### Material provided
"""

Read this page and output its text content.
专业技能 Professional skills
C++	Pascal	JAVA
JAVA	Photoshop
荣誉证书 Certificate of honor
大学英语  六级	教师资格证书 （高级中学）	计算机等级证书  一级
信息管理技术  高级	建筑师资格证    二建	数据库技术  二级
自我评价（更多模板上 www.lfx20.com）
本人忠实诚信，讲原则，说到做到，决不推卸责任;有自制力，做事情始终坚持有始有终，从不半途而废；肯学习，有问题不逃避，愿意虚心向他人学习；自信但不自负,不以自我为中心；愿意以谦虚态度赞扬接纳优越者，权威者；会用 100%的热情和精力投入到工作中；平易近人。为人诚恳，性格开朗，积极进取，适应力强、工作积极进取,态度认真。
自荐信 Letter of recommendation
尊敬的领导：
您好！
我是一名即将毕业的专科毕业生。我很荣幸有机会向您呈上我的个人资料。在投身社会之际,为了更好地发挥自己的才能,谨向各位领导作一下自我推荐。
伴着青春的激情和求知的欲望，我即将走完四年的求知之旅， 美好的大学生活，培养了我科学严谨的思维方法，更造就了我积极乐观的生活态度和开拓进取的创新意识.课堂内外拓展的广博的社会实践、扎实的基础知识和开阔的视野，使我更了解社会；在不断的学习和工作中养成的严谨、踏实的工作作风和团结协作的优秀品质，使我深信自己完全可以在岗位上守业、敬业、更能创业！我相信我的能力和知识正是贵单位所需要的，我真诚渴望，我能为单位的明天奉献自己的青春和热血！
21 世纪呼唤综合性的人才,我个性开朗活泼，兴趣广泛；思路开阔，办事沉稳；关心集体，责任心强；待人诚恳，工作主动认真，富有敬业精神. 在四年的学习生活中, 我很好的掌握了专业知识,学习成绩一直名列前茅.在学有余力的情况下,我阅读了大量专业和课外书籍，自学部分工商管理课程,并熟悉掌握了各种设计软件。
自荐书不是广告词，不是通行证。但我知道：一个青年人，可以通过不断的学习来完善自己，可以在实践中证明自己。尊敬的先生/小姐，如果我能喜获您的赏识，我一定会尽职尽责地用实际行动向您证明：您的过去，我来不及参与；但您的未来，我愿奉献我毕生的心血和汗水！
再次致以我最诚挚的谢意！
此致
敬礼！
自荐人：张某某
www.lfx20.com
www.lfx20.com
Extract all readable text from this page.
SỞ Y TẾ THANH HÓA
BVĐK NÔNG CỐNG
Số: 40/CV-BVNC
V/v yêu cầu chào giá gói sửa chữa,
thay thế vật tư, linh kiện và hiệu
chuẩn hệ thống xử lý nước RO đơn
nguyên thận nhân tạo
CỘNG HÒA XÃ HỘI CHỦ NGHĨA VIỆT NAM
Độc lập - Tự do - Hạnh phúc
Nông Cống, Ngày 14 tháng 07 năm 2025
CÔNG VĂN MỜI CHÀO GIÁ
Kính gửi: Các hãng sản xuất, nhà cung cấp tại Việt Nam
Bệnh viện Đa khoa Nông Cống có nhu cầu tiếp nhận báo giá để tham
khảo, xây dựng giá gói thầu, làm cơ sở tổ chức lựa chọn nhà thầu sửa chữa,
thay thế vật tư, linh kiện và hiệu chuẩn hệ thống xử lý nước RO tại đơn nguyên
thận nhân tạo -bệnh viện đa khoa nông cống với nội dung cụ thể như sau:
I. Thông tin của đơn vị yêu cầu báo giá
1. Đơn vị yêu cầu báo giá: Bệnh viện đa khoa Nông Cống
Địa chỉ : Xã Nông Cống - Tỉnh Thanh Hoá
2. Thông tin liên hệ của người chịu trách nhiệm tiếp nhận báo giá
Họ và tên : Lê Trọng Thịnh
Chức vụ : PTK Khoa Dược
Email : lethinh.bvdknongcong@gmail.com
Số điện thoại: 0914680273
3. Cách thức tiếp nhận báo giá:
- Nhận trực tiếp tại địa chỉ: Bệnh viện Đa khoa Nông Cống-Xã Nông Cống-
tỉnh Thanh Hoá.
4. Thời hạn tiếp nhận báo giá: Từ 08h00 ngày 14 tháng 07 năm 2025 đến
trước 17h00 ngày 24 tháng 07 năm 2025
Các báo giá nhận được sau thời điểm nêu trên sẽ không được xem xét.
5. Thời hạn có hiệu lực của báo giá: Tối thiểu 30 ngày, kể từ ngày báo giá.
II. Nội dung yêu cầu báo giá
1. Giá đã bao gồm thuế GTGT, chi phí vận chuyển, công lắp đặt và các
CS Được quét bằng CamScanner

"""

### Stated problem
Print out all the entries precisely as written.

### In response
Read this page and output its text content.
专业技能 Professional skills
C++	Pascal	JAVA
JAVA	Photoshop
荣誉证书 Certificate of honor
大学英语  六级	教师资格证书 （高级中学）	计算机等级证书  一级
信息管理技术  高级	建筑师资格证    二建	数据库技术  二级
自我评价（更多模板上 www.lfx20.com）
本人忠实诚信，讲原则，说到做到，决不推卸责任;有自制力，做事情始终坚持有始有终，从不半途而废；肯学习，有问题不逃避，愿意虚心向他人学习；自信但不自负,不以自我为中心；愿意以谦虚态度赞扬接纳优越者，权威者；会用 100%的热情和精力投入到工作中；平易近人。为人诚恳，性格开朗，积极进取，适应力强、工作积极进取,态度认真。
自荐信 Letter of recommendation
尊敬的领导：
您好！
我是一名即将毕业的专科毕业生。我很荣幸有机会向您呈上我的个人资料。在投身社会之际,为了更好地发挥自己的才能,谨向各位领导作一下自我推荐。
伴着青春的激情和求知的欲望，我即将走完四年的求知之旅， 美好的大学生活，培养了我科学严谨的思维方法，更造就了我积极乐观的生活态度和开拓进取的创新意识.课堂内外拓展的广博的社会实践、扎实的基础知识和开阔的视野，使我更了解社会；在不断的学习和工作中养成的严谨、踏实的工作作风和团结协作的优秀品质，使我深信自己完全可以在岗位上守业、敬业、更能创业！我相信我的能力和知识正是贵单位所需要的，我真诚渴望，我能为单位的明天奉献自己的青春和热血！
21 世纪呼唤综合性的人才,我个性开朗活泼，兴趣广泛；思路开阔，办事沉稳；关心集体，责任心强；待人诚恳，工作主动认真，富有敬业精神. 在四年的学习生活中, 我很好的掌握了专业知识,学习成绩一直名列前茅.在学有余力的情况下,我阅读了大量专业和课外书籍，自学部分工商管理课程,并熟悉掌握了各种设计软件。
自荐书不是广告词，不是通行证。但我知道：一个青年人，可以通过不断的学习来完善自己，可以在实践中证明自己。尊敬的先生/小姐，如果我能喜获您的赏识，我一定会尽职尽责地用实际行动向您证明：您的过去，我来不及参与；但您的未来，我愿奉献我毕生的心血和汗水！
再次致以我最诚挚的谢意！
此致
敬礼！
自荐人：张某某
www.lfx20.com
www.lfx20.com
Extract all readable text from this page.
SỞ Y TẾ THANH HÓA
BVĐK NÔNG CỐNG
Số: 40/CV-BVNC
V/v yêu cầu chào giá gói sửa chữa,
thay thế vật tư, linh kiện và hiệu
chuẩn hệ thống xử lý nước RO đơn
nguyên thận nhân tạo
CỘNG HÒA XÃ HỘI CHỦ NGHĨA VIỆT NAM
Độc lập - Tự do - Hạnh phúc
Nông Cống, Ngày 14 tháng 07 năm 2025
CÔNG VĂN MỜI CHÀO GIÁ
Kính gửi: Các hãng sản xuất, nhà cung cấp tại Việt Nam
Bệnh viện Đa khoa Nông Cống có nhu cầu tiếp nhận báo giá để tham
khảo, xây dựng giá gói thầu, làm cơ sở tổ chức lựa chọn nhà thầu sửa chữa,
thay thế vật tư, linh kiện và hiệu chuẩn hệ thống xử lý nước RO tại đơn nguyên
thận nhân tạo -bệnh viện đa khoa nông cống với nội dung cụ thể như sau:
I. Thông tin của đơn vị yêu cầu báo giá
1. Đơn vị yêu cầu báo giá: Bệnh viện đa khoa Nông Cống
Địa chỉ : Xã Nông Cống - Tỉnh Thanh Hoá
2. Thông tin liên hệ của người chịu trách nhiệm tiếp nhận báo giá
Họ và tên : Lê Trọng Thịnh
Chức vụ : PTK Khoa Dược
Email : lethinh.bvdknongcong@gmail.com
Số điện thoại: 0914680273
3. Cách thức tiếp nhận báo giá:
- Nhận trực tiếp tại địa chỉ: Bệnh viện Đa khoa Nông Cống-Xã Nông Cống-
tỉnh Thanh Hoá.
4. Thời hạn tiếp nhận báo giá: Từ 08h00 ngày 14 tháng 07 năm 2025 đến
trước 17h00 ngày 24 tháng 07 năm 2025
Các báo giá nhận được sau thời điểm nêu trên sẽ không được xem xét.
5. Thời hạn có hiệu lực của báo giá: Tối thiểu 30 ngày, kể từ ngày báo giá.
II. Nội dung yêu cầu báo giá
1. Giá đã bao gồm thuế GTGT, chi phí vận chuyển, công lắp đặt và các
CS Được quét bằng CamScanner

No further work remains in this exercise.